_EXERCISE REQUIREMENTS_. Go through the records below line by line, counting those that contain the word "screenshot"; answer with the count only.

--- start ---

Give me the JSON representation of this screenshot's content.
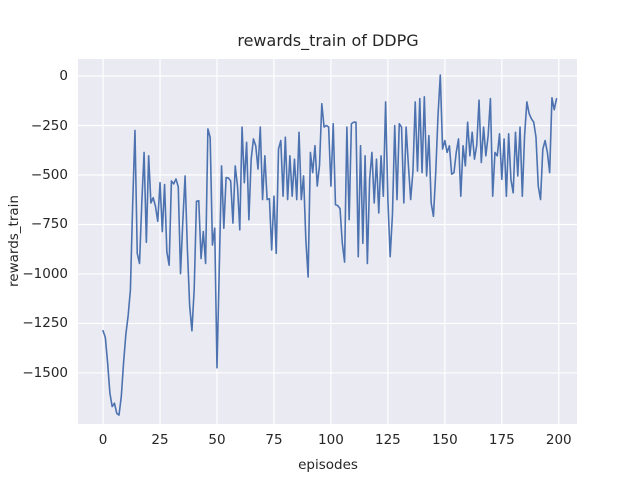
{
  "chart_data": {
    "type": "line",
    "title": "rewards_train of DDPG",
    "xlabel": "episodes",
    "ylabel": "rewards_train",
    "legend": "none",
    "grid": "on",
    "plot_bg_color": "#eaeaf2",
    "grid_color": "#ffffff",
    "line_color": "#4c72b0",
    "text_color": "#262626",
    "x_ticks": [
      0,
      25,
      50,
      75,
      100,
      125,
      150,
      175,
      200
    ],
    "x_tick_labels": [
      "0",
      "25",
      "50",
      "75",
      "100",
      "125",
      "150",
      "175",
      "200"
    ],
    "y_ticks": [
      0,
      -250,
      -500,
      -750,
      -1000,
      -1250,
      -1500
    ],
    "y_tick_labels": [
      "0",
      "−250",
      "−500",
      "−750",
      "−1000",
      "−1250",
      "−1500"
    ],
    "xlim": [
      -11,
      208
    ],
    "ylim": [
      -1758,
      86
    ],
    "series": [
      {
        "name": "rewards_train",
        "x_start": 0,
        "x_step": 1,
        "values": [
          -1287,
          -1321,
          -1449,
          -1602,
          -1670,
          -1653,
          -1704,
          -1713,
          -1619,
          -1449,
          -1305,
          -1211,
          -1080,
          -646,
          -275,
          -896,
          -947,
          -641,
          -386,
          -840,
          -403,
          -641,
          -615,
          -658,
          -734,
          -539,
          -786,
          -548,
          -888,
          -956,
          -530,
          -545,
          -520,
          -560,
          -998,
          -734,
          -505,
          -871,
          -1160,
          -1287,
          -1075,
          -633,
          -630,
          -922,
          -786,
          -947,
          -267,
          -310,
          -854,
          -769,
          -1474,
          -973,
          -454,
          -769,
          -513,
          -515,
          -530,
          -743,
          -454,
          -556,
          -777,
          -258,
          -539,
          -335,
          -726,
          -420,
          -318,
          -352,
          -470,
          -258,
          -624,
          -403,
          -624,
          -620,
          -879,
          -607,
          -896,
          -369,
          -326,
          -607,
          -309,
          -624,
          -403,
          -607,
          -420,
          -624,
          -284,
          -624,
          -505,
          -828,
          -1015,
          -386,
          -488,
          -352,
          -556,
          -450,
          -140,
          -258,
          -250,
          -258,
          -556,
          -241,
          -650,
          -655,
          -670,
          -845,
          -940,
          -258,
          -726,
          -241,
          -233,
          -233,
          -913,
          -352,
          -845,
          -403,
          -947,
          -520,
          -386,
          -641,
          -420,
          -692,
          -403,
          -607,
          -131,
          -624,
          -913,
          -700,
          -250,
          -624,
          -241,
          -258,
          -641,
          -258,
          -450,
          -624,
          -480,
          -131,
          -480,
          -114,
          -488,
          -105,
          -505,
          -301,
          -641,
          -709,
          -488,
          -200,
          5,
          -369,
          -326,
          -386,
          -352,
          -496,
          -488,
          -386,
          -318,
          -607,
          -352,
          -454,
          -233,
          -403,
          -284,
          -420,
          -350,
          -122,
          -437,
          -258,
          -403,
          -301,
          -114,
          -607,
          -386,
          -403,
          -292,
          -522,
          -318,
          -607,
          -292,
          -522,
          -590,
          -284,
          -505,
          -258,
          -607,
          -300,
          -131,
          -190,
          -216,
          -233,
          -309,
          -556,
          -624,
          -369,
          -326,
          -386,
          -488,
          -110,
          -170,
          -115
        ]
      }
    ]
  }
}
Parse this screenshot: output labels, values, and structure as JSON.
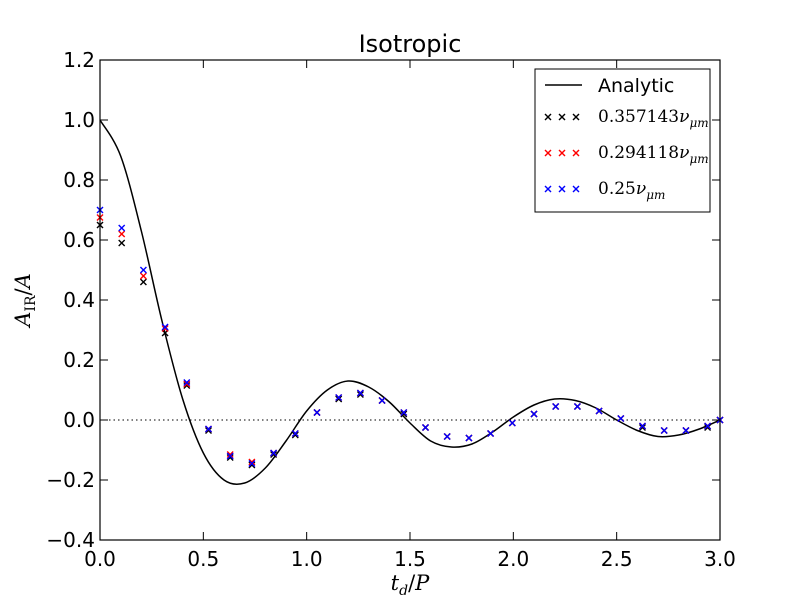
{
  "chart_data": {
    "type": "line",
    "title": "Isotropic",
    "xlabel": "t_d / P",
    "ylabel": "A_IR / A",
    "xlim": [
      0.0,
      3.0
    ],
    "ylim": [
      -0.4,
      1.2
    ],
    "xticks": [
      "0.0",
      "0.5",
      "1.0",
      "1.5",
      "2.0",
      "2.5",
      "3.0"
    ],
    "yticks": [
      "−0.4",
      "−0.2",
      "0.0",
      "0.2",
      "0.4",
      "0.6",
      "0.8",
      "1.0",
      "1.2"
    ],
    "legend_position": "top-right",
    "reference_line_y": 0.0,
    "analytic": {
      "name": "Analytic",
      "color": "#000000",
      "x": [
        0.0,
        0.1,
        0.2,
        0.3,
        0.4,
        0.5,
        0.6,
        0.7,
        0.8,
        0.9,
        1.0,
        1.1,
        1.2,
        1.3,
        1.4,
        1.5,
        1.6,
        1.7,
        1.8,
        1.9,
        2.0,
        2.1,
        2.2,
        2.3,
        2.4,
        2.5,
        2.6,
        2.7,
        2.8,
        2.9,
        3.0
      ],
      "y": [
        1.0,
        0.88,
        0.63,
        0.33,
        0.07,
        -0.11,
        -0.2,
        -0.21,
        -0.16,
        -0.07,
        0.03,
        0.1,
        0.13,
        0.11,
        0.06,
        -0.01,
        -0.07,
        -0.09,
        -0.08,
        -0.04,
        0.01,
        0.05,
        0.07,
        0.065,
        0.04,
        0.0,
        -0.035,
        -0.055,
        -0.05,
        -0.03,
        0.0
      ]
    },
    "series": [
      {
        "name": "0.357143ν_μm",
        "color": "#000000",
        "x": [
          0.0,
          0.105,
          0.21,
          0.315,
          0.42,
          0.525,
          0.63,
          0.735,
          0.84,
          0.945,
          1.05,
          1.155,
          1.26,
          1.365,
          1.47,
          1.575,
          1.68,
          1.785,
          1.89,
          1.995,
          2.1,
          2.205,
          2.31,
          2.415,
          2.52,
          2.625,
          2.73,
          2.835,
          2.94,
          3.0
        ],
        "y": [
          0.65,
          0.59,
          0.46,
          0.29,
          0.115,
          -0.035,
          -0.125,
          -0.15,
          -0.115,
          -0.05,
          0.025,
          0.07,
          0.085,
          0.065,
          0.02,
          -0.025,
          -0.055,
          -0.06,
          -0.045,
          -0.01,
          0.02,
          0.045,
          0.045,
          0.03,
          0.005,
          -0.025,
          -0.035,
          -0.035,
          -0.025,
          0.0
        ]
      },
      {
        "name": "0.294118ν_μm",
        "color": "#ff0000",
        "x": [
          0.0,
          0.105,
          0.21,
          0.315,
          0.42,
          0.525,
          0.63,
          0.735,
          0.84,
          0.945,
          1.05,
          1.155,
          1.26,
          1.365,
          1.47,
          1.575,
          1.68,
          1.785,
          1.89,
          1.995,
          2.1,
          2.205,
          2.31,
          2.415,
          2.52,
          2.625,
          2.73,
          2.835,
          2.94,
          3.0
        ],
        "y": [
          0.675,
          0.62,
          0.48,
          0.305,
          0.12,
          -0.03,
          -0.115,
          -0.14,
          -0.11,
          -0.045,
          0.025,
          0.075,
          0.09,
          0.065,
          0.025,
          -0.025,
          -0.055,
          -0.06,
          -0.045,
          -0.01,
          0.02,
          0.045,
          0.045,
          0.03,
          0.005,
          -0.02,
          -0.035,
          -0.035,
          -0.02,
          0.0
        ]
      },
      {
        "name": "0.25ν_μm",
        "color": "#0000ff",
        "x": [
          0.0,
          0.105,
          0.21,
          0.315,
          0.42,
          0.525,
          0.63,
          0.735,
          0.84,
          0.945,
          1.05,
          1.155,
          1.26,
          1.365,
          1.47,
          1.575,
          1.68,
          1.785,
          1.89,
          1.995,
          2.1,
          2.205,
          2.31,
          2.415,
          2.52,
          2.625,
          2.73,
          2.835,
          2.94,
          3.0
        ],
        "y": [
          0.7,
          0.64,
          0.5,
          0.31,
          0.125,
          -0.03,
          -0.12,
          -0.145,
          -0.11,
          -0.045,
          0.025,
          0.075,
          0.09,
          0.065,
          0.025,
          -0.025,
          -0.055,
          -0.06,
          -0.045,
          -0.01,
          0.02,
          0.045,
          0.045,
          0.03,
          0.005,
          -0.02,
          -0.035,
          -0.035,
          -0.02,
          0.0
        ]
      }
    ]
  }
}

--- end ---

_COMPLETED TASK_. 2